## start Stored records

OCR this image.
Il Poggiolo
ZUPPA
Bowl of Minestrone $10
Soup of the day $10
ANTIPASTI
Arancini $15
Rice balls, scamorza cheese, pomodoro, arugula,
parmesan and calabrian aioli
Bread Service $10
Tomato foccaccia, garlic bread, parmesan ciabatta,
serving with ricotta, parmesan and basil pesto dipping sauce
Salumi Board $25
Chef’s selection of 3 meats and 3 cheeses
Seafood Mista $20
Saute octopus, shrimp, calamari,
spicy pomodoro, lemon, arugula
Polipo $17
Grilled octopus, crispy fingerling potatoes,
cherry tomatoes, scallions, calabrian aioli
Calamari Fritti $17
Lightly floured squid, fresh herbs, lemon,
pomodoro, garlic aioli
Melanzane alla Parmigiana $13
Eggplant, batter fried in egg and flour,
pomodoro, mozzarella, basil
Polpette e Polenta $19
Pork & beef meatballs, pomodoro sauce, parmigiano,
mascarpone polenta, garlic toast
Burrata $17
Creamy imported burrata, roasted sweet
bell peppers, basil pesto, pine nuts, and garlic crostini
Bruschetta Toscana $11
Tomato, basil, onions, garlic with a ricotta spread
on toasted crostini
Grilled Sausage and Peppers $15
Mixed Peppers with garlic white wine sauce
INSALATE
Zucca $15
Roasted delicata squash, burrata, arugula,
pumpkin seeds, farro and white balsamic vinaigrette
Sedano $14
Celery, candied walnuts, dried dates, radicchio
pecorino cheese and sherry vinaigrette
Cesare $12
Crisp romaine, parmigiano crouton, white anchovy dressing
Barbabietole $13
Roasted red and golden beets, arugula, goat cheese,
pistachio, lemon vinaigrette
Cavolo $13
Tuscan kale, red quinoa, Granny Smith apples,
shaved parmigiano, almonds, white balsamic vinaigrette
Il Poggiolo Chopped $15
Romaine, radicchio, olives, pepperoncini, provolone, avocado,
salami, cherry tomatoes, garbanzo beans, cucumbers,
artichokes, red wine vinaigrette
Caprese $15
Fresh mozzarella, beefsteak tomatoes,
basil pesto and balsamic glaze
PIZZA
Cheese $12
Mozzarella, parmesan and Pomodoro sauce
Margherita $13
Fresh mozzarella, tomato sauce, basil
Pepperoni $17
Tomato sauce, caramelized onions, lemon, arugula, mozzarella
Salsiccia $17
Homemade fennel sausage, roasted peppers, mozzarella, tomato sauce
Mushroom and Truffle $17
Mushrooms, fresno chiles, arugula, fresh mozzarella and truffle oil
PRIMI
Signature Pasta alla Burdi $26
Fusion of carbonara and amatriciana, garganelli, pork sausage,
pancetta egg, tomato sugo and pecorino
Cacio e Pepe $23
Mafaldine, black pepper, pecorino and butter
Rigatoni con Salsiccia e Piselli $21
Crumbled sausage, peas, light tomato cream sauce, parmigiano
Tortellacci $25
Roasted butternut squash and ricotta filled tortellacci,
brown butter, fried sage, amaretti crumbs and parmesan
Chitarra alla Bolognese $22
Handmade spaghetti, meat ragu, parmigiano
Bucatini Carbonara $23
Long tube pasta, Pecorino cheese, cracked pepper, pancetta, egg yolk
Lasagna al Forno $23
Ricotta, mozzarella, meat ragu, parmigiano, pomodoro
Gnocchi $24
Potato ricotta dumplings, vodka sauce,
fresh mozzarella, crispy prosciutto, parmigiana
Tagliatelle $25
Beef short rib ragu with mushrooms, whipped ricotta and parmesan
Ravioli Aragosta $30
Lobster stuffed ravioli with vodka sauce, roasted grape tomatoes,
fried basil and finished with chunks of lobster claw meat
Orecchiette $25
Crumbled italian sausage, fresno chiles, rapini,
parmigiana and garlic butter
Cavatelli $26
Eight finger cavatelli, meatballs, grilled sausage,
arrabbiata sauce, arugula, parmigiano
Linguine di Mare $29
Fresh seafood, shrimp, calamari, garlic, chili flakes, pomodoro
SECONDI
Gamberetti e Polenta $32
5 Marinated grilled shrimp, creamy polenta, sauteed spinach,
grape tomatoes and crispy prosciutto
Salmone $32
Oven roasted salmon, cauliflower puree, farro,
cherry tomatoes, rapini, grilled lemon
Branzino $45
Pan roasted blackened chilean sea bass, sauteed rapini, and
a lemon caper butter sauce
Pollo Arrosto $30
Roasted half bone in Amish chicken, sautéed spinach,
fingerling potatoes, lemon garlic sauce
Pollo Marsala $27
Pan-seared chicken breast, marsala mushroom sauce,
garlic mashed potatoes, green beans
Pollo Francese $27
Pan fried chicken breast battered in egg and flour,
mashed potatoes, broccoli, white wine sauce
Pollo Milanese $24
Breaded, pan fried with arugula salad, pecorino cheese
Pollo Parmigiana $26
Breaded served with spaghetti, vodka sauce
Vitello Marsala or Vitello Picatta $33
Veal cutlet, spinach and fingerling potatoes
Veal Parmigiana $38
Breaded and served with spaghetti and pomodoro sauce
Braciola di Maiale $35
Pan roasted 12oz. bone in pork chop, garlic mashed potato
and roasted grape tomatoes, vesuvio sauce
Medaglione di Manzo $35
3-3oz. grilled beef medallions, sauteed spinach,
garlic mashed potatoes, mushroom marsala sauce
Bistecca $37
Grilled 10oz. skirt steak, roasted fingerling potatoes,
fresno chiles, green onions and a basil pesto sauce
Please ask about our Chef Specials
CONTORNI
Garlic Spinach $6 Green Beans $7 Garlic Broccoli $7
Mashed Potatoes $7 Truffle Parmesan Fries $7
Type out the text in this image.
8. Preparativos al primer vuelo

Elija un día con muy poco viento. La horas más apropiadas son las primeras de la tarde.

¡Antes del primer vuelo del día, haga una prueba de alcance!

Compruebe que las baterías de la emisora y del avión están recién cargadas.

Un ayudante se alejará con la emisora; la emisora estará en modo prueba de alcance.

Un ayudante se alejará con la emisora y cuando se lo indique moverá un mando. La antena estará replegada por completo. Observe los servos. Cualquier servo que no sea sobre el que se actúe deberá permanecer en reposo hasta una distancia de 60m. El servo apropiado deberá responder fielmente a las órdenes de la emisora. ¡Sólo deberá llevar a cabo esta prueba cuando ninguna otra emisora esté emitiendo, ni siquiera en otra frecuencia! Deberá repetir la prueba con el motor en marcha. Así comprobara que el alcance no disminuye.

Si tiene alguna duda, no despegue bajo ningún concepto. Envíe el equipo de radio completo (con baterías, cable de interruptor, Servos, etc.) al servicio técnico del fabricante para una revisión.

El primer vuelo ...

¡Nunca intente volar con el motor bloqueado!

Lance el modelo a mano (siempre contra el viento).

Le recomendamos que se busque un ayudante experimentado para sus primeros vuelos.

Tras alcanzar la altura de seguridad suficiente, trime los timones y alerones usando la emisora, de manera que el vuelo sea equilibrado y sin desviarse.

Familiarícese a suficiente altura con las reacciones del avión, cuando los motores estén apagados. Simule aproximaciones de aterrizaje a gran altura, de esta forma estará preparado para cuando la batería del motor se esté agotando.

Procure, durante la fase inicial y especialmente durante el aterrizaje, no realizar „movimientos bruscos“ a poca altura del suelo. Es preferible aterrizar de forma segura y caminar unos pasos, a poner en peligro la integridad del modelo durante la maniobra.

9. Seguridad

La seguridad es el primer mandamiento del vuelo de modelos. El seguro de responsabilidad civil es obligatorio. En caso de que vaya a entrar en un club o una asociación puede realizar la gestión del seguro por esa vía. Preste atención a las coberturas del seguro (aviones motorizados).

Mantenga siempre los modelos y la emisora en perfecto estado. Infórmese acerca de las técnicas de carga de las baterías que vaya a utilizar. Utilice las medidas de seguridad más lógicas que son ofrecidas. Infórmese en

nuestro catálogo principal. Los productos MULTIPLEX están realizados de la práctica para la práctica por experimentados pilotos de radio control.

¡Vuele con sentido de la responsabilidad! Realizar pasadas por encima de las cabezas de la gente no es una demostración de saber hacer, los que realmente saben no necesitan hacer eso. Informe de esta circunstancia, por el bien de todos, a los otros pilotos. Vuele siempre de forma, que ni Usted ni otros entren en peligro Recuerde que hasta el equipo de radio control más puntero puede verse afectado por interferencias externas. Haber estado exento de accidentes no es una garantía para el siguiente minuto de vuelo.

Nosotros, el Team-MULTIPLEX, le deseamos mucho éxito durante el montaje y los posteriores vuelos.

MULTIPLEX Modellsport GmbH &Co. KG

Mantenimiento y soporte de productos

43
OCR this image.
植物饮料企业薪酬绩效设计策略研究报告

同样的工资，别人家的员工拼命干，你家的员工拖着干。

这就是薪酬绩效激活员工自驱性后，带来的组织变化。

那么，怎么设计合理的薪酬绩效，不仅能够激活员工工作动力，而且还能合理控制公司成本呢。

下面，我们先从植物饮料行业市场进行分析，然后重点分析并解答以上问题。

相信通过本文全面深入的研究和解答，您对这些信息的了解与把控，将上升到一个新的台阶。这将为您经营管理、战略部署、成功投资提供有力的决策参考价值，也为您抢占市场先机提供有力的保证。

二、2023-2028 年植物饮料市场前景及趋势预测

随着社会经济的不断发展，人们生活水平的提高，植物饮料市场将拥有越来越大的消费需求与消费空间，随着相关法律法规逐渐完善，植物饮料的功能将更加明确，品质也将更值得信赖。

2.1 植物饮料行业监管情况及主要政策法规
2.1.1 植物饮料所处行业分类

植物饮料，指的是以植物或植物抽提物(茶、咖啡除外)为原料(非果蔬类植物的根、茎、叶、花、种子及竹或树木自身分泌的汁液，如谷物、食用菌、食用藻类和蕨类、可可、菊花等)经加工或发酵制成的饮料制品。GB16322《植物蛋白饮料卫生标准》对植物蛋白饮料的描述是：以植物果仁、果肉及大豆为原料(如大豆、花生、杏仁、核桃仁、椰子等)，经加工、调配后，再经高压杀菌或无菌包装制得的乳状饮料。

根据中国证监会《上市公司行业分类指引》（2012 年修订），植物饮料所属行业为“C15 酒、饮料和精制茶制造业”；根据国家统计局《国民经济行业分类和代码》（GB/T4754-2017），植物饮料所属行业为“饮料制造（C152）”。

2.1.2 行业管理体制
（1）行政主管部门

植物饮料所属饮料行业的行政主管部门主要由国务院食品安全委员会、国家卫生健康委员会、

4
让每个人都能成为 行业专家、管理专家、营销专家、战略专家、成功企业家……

## end Stored records

■ Your goal: What is the number of lines containing "durante"? Give that number only.

■ Finished answer: 2